• EXERCISE REQUIREMENTS: Collect all lines below with the string "which".

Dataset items

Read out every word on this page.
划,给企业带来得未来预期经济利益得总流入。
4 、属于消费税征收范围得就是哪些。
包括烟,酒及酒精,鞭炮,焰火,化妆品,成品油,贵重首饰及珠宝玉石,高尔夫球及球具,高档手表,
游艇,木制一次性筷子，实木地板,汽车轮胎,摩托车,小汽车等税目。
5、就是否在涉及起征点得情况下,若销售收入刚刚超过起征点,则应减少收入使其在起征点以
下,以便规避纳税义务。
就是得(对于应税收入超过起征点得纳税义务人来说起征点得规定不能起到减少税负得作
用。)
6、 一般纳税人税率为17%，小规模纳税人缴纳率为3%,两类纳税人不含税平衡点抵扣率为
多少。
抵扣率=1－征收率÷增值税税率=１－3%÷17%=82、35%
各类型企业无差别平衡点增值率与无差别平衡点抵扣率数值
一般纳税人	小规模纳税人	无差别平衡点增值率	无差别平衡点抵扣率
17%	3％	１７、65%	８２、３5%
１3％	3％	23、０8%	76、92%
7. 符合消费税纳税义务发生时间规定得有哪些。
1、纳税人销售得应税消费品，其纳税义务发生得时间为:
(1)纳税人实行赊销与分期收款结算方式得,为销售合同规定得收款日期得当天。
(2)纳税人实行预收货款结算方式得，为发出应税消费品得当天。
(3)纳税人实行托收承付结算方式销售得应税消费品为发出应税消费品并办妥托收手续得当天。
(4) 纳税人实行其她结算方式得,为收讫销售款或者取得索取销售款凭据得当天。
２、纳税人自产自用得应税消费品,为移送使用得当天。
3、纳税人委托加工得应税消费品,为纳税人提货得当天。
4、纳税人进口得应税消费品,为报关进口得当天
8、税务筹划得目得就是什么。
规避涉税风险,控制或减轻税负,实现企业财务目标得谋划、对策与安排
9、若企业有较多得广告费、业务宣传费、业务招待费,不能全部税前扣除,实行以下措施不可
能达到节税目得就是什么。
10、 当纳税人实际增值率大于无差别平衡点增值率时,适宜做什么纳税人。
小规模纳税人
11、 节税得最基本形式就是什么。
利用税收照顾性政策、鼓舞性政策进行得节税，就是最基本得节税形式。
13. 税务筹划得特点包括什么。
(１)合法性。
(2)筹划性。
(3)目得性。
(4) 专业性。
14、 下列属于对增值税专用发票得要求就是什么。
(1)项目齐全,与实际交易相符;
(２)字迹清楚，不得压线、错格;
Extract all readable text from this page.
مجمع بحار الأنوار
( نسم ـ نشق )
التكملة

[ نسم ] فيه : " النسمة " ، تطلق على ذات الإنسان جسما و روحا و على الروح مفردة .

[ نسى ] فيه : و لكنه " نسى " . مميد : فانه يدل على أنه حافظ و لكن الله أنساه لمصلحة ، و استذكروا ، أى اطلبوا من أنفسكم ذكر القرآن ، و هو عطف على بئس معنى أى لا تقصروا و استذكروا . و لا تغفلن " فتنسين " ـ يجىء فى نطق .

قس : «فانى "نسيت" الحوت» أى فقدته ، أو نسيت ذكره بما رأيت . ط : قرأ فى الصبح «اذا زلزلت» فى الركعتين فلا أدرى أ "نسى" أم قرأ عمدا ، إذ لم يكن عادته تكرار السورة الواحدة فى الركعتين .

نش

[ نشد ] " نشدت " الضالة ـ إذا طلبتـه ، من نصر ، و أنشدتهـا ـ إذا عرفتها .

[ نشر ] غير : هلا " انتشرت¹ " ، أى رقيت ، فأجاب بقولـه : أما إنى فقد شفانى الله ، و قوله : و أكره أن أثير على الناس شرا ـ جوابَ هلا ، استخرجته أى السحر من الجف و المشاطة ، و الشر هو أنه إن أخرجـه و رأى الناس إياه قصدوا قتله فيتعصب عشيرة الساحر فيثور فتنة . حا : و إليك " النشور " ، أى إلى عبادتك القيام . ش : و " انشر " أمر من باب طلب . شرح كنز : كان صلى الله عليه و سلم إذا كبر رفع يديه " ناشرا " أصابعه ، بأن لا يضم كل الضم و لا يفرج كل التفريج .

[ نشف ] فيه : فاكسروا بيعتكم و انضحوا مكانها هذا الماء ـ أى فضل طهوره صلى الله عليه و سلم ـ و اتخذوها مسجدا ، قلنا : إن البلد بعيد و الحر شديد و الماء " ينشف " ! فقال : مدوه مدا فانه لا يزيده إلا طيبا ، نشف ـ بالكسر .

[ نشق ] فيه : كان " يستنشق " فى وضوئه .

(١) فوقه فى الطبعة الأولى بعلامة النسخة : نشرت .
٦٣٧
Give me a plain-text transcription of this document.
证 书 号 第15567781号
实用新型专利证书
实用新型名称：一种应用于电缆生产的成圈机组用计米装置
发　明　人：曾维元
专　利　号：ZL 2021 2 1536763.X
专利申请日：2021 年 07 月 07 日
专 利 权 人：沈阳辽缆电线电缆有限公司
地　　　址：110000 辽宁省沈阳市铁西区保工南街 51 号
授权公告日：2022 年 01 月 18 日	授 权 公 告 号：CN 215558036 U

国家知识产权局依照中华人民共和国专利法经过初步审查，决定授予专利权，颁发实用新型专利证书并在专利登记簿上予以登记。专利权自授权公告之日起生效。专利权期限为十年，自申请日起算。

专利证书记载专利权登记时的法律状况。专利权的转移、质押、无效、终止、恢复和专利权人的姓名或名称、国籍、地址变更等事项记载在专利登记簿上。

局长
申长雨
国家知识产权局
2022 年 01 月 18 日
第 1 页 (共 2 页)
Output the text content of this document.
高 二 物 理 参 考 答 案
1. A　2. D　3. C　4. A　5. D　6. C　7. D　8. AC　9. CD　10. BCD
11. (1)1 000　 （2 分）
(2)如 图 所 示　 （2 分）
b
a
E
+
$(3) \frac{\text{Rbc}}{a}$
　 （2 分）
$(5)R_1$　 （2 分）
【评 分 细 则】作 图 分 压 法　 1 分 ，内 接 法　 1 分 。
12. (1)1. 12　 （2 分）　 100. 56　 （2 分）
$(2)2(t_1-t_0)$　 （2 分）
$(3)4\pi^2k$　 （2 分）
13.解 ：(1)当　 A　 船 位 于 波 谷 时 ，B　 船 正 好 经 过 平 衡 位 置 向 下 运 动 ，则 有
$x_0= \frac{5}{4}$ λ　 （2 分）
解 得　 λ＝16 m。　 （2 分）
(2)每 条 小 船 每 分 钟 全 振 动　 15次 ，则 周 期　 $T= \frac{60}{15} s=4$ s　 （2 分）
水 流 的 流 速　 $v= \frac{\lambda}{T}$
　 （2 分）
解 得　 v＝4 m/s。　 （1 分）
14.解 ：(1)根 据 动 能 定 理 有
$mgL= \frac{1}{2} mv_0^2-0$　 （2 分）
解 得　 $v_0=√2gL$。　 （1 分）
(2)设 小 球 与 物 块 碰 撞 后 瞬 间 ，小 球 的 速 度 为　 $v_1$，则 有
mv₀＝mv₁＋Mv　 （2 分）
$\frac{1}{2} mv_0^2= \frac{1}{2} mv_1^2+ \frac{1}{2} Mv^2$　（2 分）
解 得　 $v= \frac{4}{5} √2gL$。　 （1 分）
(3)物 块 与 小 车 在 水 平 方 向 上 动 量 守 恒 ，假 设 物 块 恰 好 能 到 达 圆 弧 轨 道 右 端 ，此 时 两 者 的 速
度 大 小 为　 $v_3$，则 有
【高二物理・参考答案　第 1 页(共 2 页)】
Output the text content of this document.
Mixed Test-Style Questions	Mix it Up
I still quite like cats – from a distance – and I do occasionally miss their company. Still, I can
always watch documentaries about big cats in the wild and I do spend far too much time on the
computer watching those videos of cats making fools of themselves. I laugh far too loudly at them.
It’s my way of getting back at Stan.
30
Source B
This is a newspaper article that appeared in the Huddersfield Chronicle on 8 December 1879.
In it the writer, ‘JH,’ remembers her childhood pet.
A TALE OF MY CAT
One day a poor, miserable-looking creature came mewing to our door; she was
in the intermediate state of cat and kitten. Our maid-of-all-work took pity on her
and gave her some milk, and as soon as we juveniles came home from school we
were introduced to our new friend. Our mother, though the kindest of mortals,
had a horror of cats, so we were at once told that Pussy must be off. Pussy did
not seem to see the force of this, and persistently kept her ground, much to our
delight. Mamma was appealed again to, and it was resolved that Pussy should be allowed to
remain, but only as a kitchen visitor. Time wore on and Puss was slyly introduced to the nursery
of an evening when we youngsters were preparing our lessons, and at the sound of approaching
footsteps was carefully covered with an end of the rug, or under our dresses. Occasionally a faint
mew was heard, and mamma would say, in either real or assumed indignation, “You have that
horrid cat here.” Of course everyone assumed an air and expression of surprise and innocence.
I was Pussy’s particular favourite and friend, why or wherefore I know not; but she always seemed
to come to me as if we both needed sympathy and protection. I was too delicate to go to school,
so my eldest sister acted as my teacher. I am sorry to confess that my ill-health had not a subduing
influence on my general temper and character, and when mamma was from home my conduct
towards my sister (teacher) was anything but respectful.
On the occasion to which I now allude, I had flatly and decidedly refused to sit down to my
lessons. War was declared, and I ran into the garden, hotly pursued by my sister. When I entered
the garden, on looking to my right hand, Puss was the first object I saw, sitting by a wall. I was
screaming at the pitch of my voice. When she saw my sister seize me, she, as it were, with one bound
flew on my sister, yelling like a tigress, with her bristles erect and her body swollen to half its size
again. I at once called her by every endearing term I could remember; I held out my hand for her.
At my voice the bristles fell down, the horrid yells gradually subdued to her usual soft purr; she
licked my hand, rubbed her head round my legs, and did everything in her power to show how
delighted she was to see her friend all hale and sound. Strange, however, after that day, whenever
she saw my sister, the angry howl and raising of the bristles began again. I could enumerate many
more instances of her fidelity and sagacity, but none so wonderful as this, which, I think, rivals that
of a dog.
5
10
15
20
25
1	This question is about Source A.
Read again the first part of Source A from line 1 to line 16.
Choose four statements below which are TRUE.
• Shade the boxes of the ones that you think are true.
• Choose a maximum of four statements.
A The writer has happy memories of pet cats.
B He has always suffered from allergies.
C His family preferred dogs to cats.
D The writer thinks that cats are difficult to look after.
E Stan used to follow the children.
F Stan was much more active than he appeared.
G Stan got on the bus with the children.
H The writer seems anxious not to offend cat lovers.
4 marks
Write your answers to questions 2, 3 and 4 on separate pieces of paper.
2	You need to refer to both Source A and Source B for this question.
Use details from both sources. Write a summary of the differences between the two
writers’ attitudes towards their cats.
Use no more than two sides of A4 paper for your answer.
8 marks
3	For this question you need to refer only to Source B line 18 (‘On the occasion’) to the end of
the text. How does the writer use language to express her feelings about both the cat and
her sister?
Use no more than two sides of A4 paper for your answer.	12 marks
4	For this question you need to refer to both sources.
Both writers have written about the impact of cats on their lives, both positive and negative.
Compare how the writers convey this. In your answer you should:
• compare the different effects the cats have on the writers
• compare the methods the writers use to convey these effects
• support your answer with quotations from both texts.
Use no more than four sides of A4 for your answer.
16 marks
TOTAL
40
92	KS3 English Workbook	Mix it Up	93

• EXERCISE SOLUTION:
On the occasion to which I now allude, I had flatly and decidedly refused to sit down to my
more instances of her fidelity and sagacity, but none so wonderful as this, which, I think, rivals that
Choose four statements below which are TRUE.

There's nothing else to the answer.